Excerpts from a figure dataset:

>> BEGIN

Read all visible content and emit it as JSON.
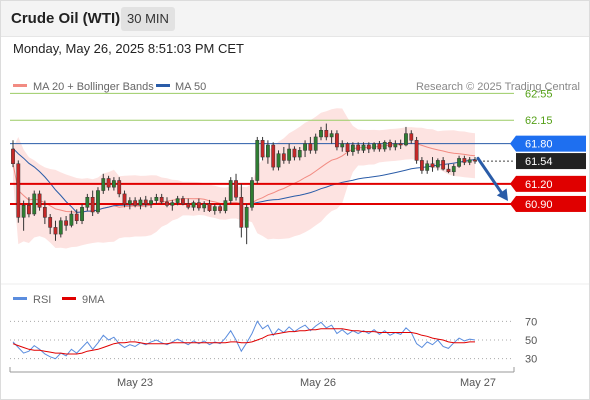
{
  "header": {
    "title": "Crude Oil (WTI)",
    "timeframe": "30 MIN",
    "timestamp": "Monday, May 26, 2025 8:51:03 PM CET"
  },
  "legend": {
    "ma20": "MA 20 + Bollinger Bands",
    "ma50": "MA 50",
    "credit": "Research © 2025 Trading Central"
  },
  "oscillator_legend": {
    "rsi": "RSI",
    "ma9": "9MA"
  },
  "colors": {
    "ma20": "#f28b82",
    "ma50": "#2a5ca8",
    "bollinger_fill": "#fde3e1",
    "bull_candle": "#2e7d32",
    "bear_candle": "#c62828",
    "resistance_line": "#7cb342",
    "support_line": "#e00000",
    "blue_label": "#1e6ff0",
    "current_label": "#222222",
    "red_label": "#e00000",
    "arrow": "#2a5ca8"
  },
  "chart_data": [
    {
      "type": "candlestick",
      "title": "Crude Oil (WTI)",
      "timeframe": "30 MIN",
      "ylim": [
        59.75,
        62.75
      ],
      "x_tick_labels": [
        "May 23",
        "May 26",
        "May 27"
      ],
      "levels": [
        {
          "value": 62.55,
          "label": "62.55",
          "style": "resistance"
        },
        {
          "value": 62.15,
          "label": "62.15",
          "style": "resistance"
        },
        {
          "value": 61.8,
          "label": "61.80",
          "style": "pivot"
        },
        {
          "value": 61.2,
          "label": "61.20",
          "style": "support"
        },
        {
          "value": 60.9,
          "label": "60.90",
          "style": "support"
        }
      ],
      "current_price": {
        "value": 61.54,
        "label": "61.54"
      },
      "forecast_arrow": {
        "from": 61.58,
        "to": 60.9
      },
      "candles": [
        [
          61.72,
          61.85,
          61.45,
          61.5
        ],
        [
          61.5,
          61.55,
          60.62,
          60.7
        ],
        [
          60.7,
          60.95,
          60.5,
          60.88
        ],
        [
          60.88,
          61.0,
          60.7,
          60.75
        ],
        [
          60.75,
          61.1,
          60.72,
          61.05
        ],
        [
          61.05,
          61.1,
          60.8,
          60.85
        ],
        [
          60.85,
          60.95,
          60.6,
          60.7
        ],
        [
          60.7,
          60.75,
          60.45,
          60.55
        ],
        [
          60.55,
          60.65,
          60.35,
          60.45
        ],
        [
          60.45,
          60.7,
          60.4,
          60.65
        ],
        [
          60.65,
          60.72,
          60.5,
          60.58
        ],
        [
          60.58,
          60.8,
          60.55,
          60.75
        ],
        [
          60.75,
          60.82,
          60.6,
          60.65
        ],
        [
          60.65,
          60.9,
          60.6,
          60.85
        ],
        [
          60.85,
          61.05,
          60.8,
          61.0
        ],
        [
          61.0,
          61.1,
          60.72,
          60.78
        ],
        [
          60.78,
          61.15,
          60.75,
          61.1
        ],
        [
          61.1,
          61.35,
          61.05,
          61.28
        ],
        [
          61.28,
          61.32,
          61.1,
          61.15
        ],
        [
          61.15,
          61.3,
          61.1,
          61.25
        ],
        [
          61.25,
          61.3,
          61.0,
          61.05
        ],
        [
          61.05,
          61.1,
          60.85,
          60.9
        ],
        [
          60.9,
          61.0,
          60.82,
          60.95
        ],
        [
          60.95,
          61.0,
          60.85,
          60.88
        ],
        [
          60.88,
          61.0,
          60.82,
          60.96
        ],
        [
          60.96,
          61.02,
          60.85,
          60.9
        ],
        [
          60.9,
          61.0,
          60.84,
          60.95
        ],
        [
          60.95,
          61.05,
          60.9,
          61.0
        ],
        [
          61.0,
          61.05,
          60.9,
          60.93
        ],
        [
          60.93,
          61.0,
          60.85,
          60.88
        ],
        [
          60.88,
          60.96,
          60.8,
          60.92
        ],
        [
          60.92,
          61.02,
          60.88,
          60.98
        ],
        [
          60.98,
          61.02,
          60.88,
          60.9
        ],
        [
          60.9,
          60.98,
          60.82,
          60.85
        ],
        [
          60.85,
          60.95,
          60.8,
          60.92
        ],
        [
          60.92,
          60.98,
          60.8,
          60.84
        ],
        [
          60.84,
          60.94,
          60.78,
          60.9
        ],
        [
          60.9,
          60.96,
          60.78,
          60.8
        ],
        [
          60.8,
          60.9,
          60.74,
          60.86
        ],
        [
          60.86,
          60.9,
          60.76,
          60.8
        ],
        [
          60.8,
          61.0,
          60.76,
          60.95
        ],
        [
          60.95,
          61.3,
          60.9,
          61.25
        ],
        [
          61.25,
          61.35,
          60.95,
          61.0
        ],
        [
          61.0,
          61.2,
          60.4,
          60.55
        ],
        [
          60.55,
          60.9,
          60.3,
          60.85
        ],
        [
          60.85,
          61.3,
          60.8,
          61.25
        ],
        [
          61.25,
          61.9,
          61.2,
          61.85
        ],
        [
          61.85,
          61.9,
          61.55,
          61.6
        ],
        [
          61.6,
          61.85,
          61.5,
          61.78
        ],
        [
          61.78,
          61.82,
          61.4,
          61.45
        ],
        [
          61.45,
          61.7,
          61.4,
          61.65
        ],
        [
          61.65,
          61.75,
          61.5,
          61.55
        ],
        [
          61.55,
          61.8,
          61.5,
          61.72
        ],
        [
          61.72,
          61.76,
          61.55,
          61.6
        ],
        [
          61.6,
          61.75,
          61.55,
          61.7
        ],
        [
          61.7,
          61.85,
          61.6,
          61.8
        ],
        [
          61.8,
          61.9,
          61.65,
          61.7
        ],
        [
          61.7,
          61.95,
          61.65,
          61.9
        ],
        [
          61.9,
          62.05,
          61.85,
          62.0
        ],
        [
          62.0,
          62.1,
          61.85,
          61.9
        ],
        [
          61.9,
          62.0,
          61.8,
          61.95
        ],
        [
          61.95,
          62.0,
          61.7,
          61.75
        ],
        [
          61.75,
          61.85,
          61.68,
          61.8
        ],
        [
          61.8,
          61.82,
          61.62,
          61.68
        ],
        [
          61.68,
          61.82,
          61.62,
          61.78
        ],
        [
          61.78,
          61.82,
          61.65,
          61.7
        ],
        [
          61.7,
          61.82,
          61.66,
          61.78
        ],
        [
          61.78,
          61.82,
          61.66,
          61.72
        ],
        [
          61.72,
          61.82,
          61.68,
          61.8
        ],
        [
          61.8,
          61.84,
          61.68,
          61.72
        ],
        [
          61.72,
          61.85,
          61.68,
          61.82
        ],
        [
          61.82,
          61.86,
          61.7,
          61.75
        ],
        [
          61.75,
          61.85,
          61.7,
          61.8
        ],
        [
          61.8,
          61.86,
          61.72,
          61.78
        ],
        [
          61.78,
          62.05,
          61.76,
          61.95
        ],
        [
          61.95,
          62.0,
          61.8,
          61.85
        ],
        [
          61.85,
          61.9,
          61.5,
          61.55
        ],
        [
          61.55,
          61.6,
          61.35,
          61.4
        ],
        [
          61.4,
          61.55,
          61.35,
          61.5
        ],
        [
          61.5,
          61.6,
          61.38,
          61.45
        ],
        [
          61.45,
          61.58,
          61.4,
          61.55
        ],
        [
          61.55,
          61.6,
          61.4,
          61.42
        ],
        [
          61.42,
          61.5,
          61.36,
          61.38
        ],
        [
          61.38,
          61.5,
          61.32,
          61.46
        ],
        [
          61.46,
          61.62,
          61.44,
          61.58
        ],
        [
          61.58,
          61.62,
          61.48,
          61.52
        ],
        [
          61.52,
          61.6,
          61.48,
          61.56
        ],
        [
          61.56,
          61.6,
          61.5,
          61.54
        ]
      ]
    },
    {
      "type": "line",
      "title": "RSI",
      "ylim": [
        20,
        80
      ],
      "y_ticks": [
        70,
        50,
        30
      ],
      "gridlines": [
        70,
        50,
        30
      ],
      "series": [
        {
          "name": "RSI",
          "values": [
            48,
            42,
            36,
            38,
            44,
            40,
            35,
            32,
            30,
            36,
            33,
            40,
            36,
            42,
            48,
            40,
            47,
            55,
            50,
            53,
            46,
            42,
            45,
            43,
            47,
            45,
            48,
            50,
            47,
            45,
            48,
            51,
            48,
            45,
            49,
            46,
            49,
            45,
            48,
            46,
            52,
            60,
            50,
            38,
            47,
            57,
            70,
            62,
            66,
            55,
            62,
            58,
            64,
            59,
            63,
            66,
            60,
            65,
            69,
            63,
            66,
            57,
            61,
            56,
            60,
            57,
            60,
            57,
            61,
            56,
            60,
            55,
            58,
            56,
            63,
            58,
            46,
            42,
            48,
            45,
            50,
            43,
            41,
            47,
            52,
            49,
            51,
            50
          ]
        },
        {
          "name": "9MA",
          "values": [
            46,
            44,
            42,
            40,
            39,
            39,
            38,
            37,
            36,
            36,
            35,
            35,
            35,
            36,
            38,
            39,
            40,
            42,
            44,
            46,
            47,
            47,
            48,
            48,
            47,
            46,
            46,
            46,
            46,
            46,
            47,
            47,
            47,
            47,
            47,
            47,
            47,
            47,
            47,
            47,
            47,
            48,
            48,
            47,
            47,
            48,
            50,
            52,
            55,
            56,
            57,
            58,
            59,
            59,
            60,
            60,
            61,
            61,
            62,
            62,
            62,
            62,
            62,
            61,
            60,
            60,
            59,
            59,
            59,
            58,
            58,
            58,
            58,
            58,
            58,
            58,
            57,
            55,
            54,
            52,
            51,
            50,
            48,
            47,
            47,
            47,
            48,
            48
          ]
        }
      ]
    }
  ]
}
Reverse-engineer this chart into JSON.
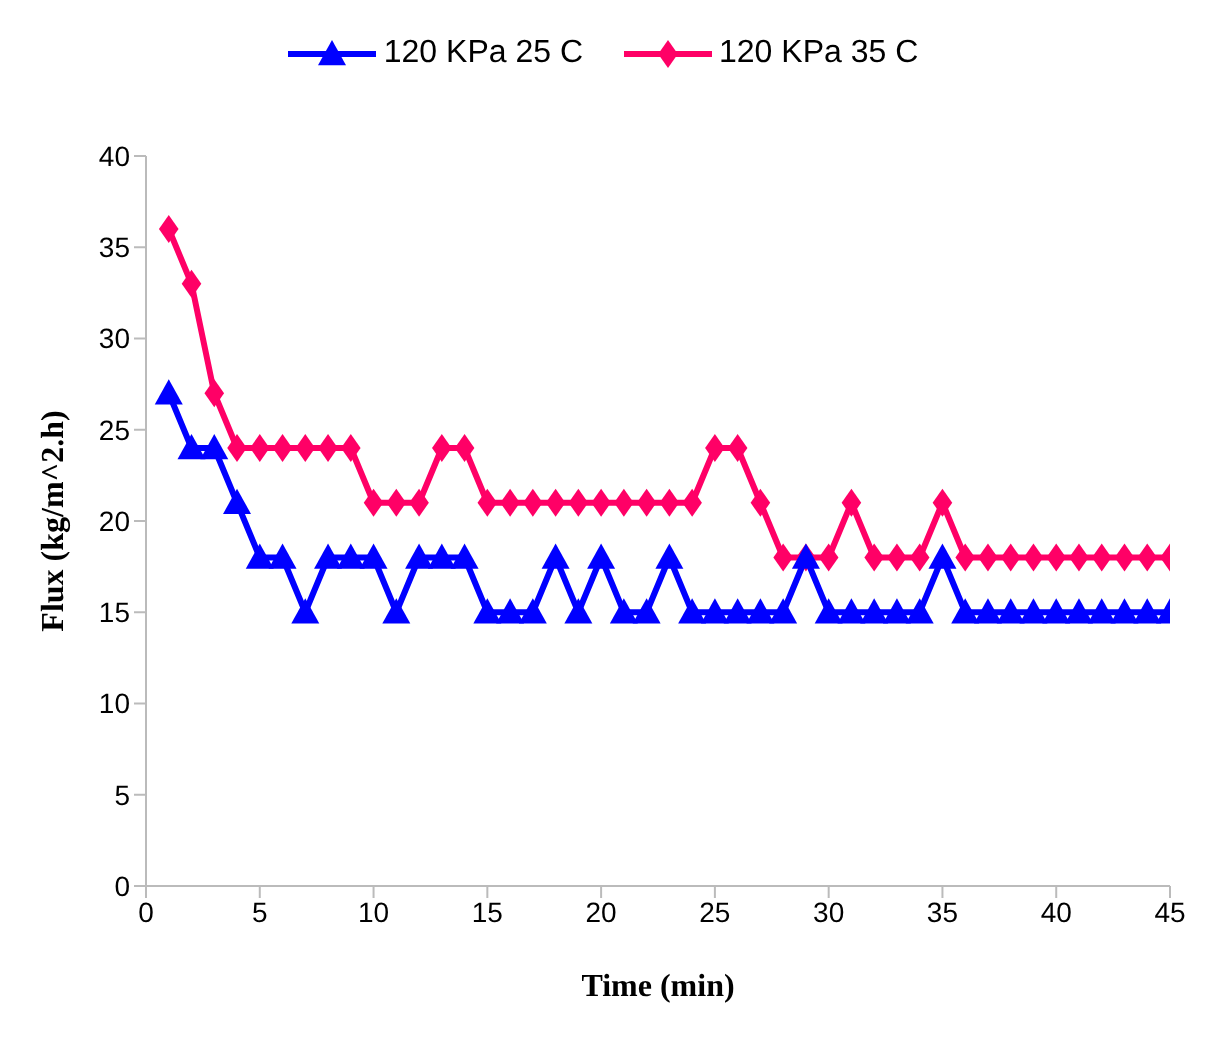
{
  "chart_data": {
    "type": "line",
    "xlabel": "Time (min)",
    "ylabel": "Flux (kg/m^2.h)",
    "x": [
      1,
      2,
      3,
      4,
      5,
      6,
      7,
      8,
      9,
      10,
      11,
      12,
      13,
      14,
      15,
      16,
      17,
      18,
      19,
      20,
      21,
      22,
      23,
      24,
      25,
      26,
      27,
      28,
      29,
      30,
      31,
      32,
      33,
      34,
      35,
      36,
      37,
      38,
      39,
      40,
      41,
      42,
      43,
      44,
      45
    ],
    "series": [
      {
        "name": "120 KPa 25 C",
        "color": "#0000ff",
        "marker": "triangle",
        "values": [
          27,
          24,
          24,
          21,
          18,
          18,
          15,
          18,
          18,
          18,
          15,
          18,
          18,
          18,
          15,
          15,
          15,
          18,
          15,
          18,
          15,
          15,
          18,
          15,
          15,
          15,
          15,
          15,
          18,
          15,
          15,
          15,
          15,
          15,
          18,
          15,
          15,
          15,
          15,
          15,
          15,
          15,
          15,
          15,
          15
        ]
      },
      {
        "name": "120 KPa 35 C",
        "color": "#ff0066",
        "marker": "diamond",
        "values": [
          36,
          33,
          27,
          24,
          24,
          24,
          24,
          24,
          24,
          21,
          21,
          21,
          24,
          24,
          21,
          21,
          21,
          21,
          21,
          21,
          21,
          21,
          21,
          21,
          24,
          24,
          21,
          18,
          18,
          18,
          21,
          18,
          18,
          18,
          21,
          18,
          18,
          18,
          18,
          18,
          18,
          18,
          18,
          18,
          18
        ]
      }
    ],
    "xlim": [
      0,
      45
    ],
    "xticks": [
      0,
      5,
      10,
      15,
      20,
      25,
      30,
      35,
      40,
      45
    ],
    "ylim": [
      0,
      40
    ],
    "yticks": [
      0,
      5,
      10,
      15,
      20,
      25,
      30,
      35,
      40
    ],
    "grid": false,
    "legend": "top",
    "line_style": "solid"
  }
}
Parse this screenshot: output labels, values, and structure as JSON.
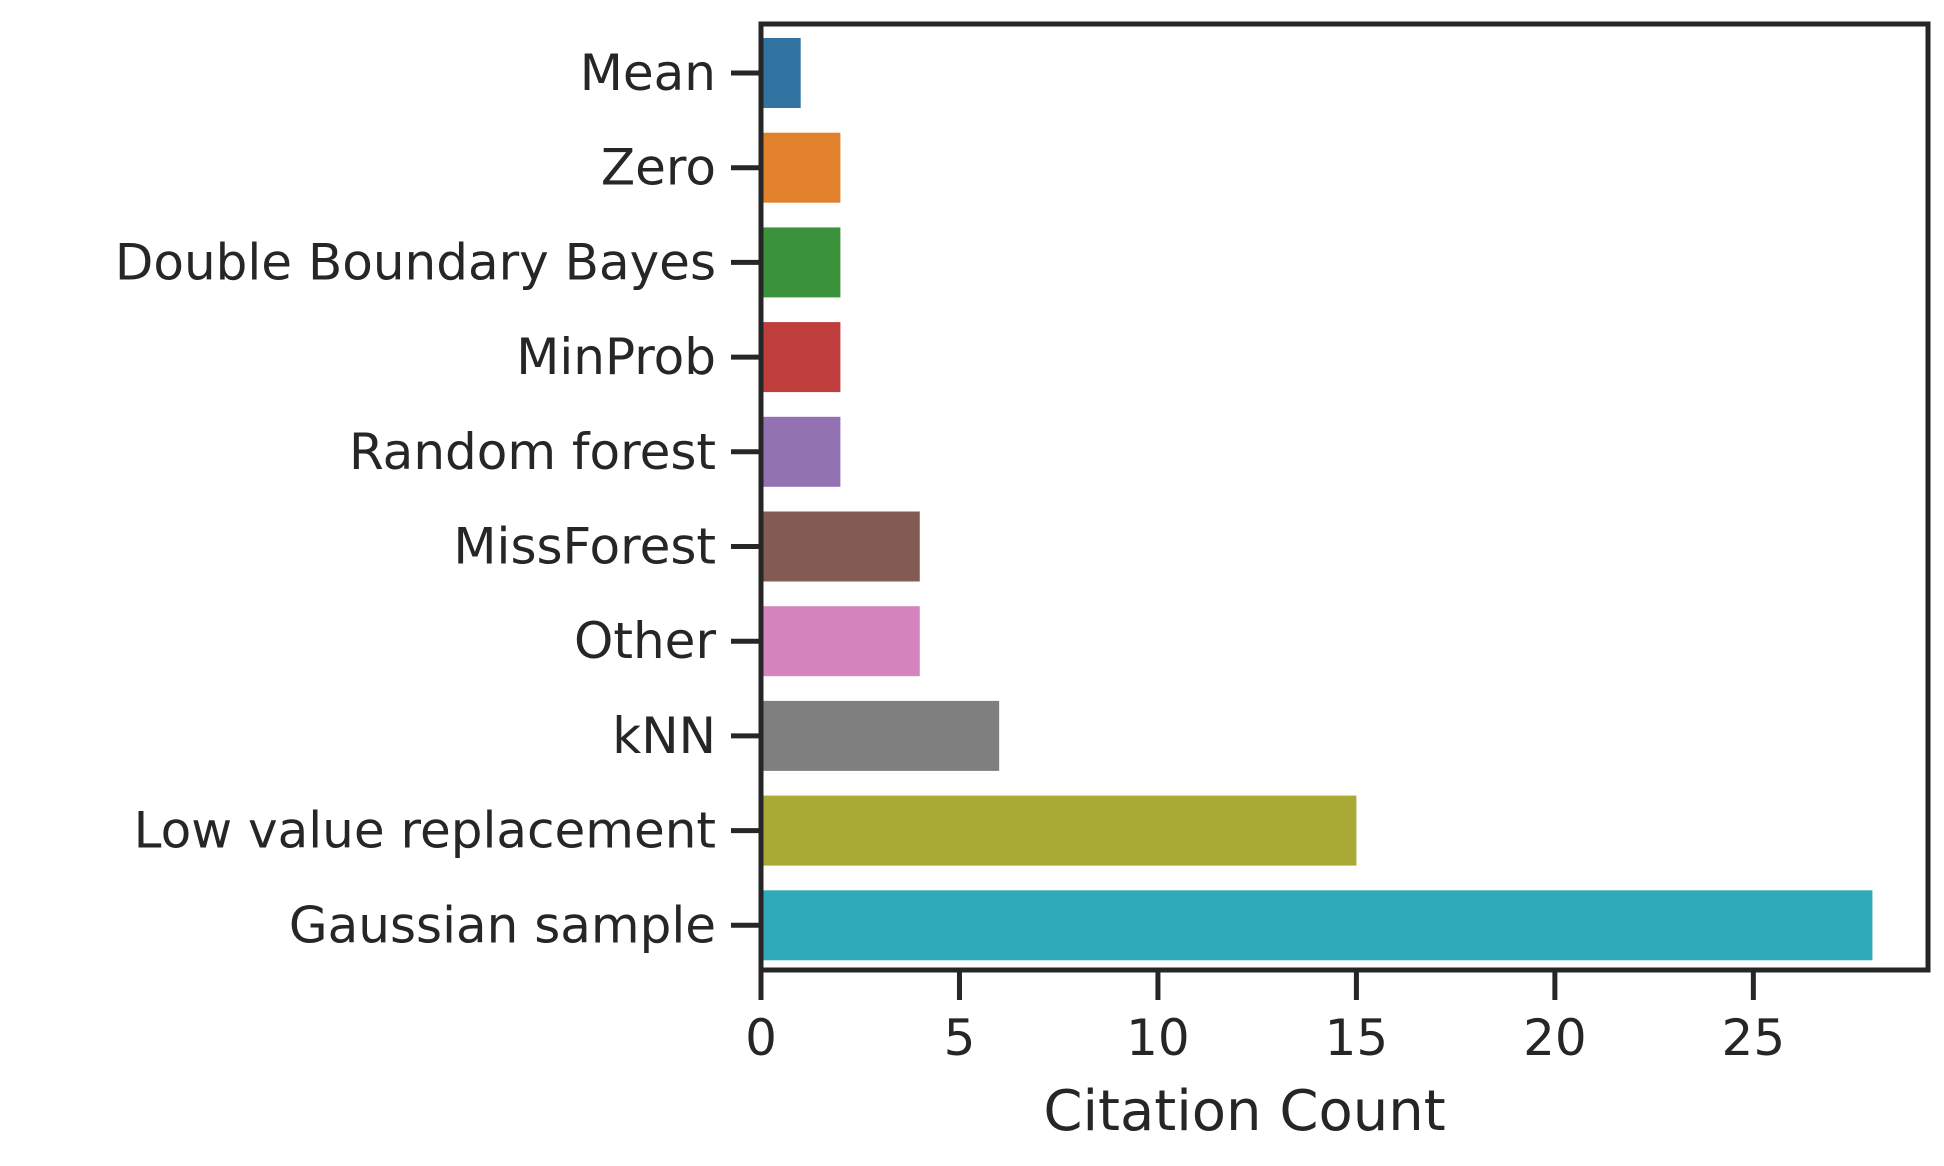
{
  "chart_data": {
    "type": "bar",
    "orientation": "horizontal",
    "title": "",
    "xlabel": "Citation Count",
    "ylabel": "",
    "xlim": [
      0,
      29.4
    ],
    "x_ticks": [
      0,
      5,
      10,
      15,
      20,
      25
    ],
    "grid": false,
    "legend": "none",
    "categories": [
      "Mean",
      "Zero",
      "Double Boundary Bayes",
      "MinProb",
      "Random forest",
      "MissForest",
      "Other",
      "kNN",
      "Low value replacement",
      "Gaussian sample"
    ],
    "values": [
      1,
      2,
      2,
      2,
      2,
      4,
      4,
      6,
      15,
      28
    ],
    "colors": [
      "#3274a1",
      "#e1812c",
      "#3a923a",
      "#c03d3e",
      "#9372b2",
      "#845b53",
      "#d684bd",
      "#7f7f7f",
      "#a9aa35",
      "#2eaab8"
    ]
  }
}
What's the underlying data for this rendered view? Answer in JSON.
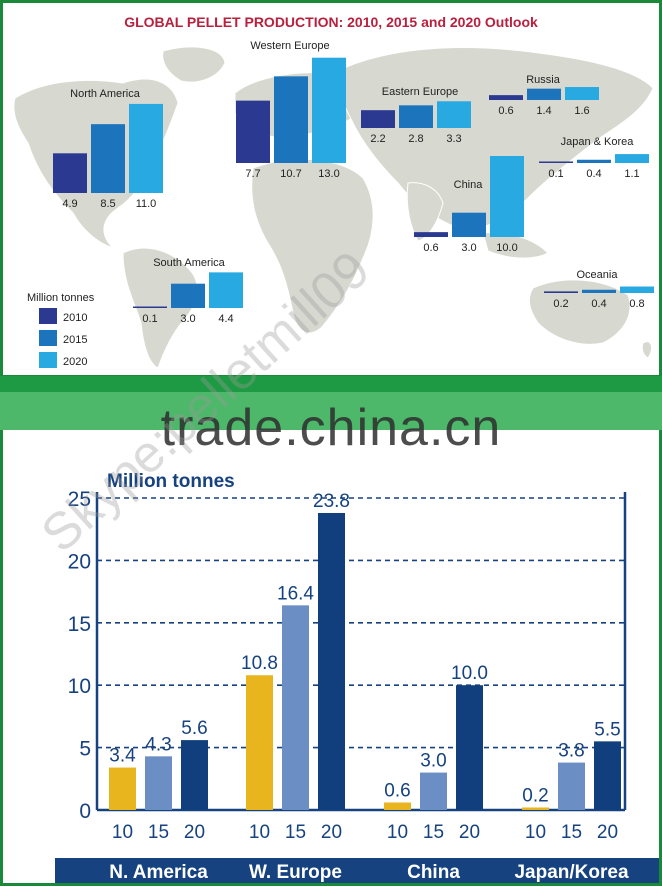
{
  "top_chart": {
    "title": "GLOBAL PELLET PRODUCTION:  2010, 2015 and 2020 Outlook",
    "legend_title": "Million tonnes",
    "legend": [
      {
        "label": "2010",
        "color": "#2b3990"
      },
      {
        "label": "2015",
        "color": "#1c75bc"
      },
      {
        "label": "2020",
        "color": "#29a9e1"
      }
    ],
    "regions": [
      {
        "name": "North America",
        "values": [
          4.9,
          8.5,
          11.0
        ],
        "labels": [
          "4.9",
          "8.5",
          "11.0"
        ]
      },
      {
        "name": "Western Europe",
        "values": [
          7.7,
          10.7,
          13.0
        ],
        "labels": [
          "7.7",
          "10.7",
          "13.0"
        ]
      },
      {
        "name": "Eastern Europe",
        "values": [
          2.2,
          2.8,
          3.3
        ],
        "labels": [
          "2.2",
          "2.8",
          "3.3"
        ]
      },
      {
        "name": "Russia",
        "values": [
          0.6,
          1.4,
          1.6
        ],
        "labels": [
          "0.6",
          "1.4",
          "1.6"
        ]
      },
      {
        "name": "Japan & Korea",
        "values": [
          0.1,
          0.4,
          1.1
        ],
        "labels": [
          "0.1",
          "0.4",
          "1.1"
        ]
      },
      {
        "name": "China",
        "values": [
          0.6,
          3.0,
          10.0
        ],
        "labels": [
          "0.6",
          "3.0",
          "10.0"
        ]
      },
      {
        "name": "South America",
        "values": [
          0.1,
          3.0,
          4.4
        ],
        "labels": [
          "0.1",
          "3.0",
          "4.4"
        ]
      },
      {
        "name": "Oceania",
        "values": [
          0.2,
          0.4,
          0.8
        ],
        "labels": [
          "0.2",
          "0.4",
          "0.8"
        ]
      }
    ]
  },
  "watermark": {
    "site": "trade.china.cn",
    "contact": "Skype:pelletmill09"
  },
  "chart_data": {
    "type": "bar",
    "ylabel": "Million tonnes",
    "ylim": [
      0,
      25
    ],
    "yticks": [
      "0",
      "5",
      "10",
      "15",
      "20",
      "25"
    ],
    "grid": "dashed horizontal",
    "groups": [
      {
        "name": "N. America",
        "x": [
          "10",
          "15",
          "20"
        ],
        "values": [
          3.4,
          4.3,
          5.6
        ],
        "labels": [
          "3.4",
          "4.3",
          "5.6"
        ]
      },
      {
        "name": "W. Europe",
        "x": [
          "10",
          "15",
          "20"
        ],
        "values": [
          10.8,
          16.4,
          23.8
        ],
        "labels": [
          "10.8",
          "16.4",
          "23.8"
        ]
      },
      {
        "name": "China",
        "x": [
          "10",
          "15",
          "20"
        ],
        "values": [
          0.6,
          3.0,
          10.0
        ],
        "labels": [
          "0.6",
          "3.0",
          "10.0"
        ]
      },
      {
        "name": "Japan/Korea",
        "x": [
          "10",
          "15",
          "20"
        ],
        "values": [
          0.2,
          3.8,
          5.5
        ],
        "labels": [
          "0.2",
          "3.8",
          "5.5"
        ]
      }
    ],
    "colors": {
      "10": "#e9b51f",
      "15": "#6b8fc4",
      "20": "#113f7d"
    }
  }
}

>> END

**Written request**
Check each line of the records above for the string "Million", and report every line that has it.

**Solution**
    "legend_title": "Million tonnes",
    "ylabel": "Million tonnes",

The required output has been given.